> [Requirement] Copy each line that contains the word "ptaka".

> [Data shown]

[start]

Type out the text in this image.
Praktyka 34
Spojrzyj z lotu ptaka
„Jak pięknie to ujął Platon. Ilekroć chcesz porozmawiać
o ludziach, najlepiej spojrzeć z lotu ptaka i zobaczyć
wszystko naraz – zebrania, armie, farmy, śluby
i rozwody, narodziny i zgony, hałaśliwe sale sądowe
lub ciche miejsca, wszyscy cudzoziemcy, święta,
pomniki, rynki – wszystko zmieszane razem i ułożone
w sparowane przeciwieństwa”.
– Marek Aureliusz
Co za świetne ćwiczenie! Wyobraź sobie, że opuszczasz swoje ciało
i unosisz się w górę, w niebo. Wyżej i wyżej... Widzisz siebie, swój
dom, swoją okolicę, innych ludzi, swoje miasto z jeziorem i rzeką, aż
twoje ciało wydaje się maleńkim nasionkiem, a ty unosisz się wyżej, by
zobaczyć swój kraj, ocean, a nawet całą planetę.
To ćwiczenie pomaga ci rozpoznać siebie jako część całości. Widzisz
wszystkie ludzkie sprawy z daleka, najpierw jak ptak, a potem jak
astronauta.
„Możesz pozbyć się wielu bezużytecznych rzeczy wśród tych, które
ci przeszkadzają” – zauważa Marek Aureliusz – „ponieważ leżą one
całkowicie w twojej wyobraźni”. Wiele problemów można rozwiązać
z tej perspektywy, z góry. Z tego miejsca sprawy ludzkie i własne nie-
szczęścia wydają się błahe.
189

[end]
[start]

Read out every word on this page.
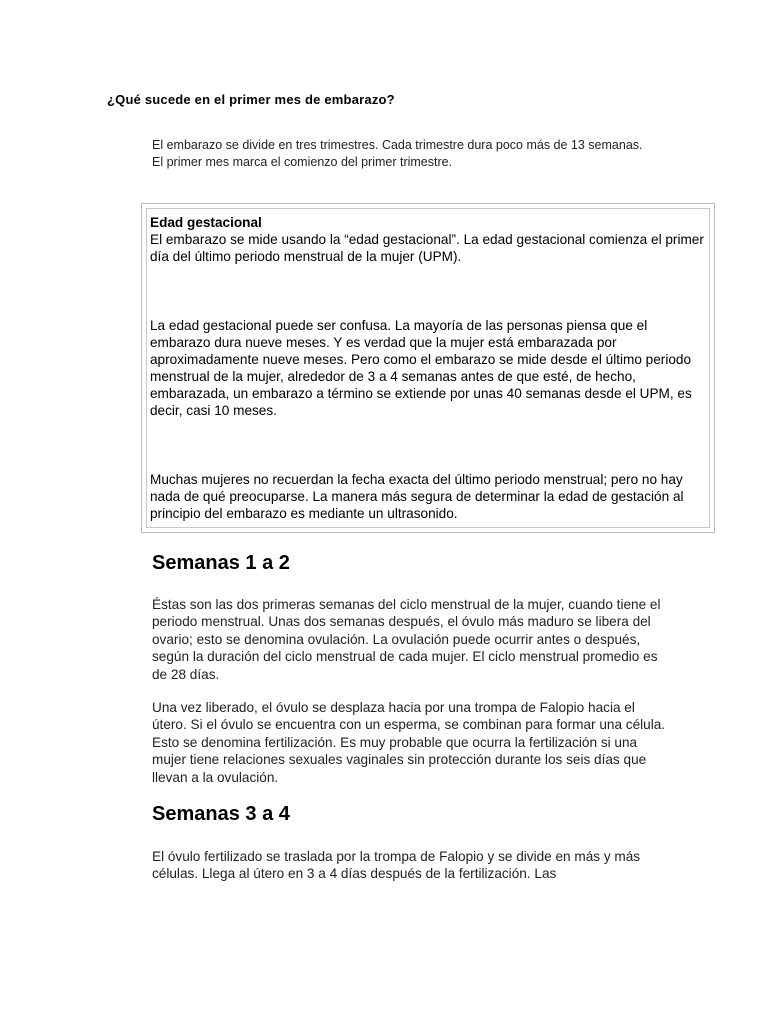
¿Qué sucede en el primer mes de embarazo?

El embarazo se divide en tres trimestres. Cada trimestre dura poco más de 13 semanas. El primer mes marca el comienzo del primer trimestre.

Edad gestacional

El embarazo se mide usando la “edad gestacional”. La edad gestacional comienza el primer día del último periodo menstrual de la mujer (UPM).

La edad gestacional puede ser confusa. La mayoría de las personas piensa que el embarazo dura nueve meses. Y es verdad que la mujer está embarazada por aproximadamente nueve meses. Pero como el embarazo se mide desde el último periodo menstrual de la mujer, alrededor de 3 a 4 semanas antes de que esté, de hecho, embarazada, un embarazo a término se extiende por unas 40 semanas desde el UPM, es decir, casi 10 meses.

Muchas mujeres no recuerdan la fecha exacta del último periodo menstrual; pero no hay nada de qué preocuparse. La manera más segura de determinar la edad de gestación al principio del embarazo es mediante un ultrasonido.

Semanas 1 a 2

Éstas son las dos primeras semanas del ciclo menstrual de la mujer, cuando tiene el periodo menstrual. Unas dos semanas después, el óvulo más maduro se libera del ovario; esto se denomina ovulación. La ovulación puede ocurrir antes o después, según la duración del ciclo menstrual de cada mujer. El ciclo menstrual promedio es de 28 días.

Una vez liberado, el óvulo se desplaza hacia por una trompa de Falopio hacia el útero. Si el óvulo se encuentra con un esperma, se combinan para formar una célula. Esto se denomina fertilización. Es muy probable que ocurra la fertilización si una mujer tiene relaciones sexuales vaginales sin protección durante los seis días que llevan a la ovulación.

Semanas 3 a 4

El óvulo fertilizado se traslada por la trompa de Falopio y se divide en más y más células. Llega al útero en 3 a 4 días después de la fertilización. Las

[end]

> [Task result]
Spojrzyj z lotu ptaka
o ludziach, najlepiej spojrzeć z lotu ptaka i zobaczyć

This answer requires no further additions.